**Instructions for the task:**
Return each line of the records holding the string "بيانات".

**Records provided:**

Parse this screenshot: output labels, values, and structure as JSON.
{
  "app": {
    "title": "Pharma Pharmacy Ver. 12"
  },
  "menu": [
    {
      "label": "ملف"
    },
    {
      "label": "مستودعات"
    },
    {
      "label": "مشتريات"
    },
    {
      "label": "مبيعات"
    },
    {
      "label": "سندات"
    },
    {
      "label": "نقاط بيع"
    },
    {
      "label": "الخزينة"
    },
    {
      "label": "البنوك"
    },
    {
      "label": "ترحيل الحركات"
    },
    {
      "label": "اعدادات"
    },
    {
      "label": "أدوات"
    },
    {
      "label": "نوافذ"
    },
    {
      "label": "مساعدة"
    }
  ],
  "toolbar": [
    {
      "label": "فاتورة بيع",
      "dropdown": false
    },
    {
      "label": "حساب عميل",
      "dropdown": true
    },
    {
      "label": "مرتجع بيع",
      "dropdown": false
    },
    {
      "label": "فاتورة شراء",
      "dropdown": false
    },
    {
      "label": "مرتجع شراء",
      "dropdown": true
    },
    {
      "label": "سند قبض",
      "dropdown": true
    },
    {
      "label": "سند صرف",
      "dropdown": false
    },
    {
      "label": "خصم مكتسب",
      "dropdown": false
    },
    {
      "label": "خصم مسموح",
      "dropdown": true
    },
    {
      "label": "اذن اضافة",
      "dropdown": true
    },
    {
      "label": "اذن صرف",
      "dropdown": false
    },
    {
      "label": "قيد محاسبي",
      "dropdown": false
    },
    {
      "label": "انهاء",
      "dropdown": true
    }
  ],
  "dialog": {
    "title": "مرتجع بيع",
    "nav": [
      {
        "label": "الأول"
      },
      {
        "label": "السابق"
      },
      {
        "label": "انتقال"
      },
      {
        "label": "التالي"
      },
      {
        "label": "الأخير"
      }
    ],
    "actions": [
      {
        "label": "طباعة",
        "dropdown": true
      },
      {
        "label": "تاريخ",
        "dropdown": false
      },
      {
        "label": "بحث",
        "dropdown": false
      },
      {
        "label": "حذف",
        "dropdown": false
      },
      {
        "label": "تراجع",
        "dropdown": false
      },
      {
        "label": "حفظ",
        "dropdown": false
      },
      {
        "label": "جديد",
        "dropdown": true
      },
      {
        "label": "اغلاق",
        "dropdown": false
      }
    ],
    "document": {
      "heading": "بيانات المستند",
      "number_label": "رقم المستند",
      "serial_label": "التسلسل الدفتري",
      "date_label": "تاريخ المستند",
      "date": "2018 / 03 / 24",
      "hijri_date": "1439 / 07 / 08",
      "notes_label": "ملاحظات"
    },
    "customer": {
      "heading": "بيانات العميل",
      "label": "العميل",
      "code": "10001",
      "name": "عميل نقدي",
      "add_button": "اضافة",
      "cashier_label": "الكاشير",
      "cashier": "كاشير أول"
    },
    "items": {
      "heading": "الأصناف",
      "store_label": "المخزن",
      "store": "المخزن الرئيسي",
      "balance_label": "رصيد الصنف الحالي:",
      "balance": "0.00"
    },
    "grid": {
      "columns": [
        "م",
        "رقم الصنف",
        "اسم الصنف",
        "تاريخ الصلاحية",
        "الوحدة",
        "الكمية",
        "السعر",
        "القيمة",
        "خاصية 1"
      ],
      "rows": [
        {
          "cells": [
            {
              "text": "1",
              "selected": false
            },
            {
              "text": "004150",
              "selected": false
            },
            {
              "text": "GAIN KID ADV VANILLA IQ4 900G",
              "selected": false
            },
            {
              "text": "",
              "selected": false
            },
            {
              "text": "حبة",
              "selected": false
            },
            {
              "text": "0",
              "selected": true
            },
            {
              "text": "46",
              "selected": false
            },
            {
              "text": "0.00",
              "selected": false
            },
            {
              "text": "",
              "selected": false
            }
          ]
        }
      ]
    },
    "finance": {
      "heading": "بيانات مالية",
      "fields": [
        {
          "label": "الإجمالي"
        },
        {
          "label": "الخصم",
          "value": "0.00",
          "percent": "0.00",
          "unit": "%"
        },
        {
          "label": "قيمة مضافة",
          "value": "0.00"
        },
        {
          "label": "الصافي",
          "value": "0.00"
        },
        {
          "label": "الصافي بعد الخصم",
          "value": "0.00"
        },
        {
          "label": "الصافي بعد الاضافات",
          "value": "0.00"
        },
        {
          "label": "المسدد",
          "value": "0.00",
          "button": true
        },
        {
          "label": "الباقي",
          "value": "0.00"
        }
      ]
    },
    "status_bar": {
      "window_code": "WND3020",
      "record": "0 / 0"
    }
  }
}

**Solution to this problem:**
      "heading": "بيانات المستند",
      "heading": "بيانات العميل",
      "heading": "بيانات مالية",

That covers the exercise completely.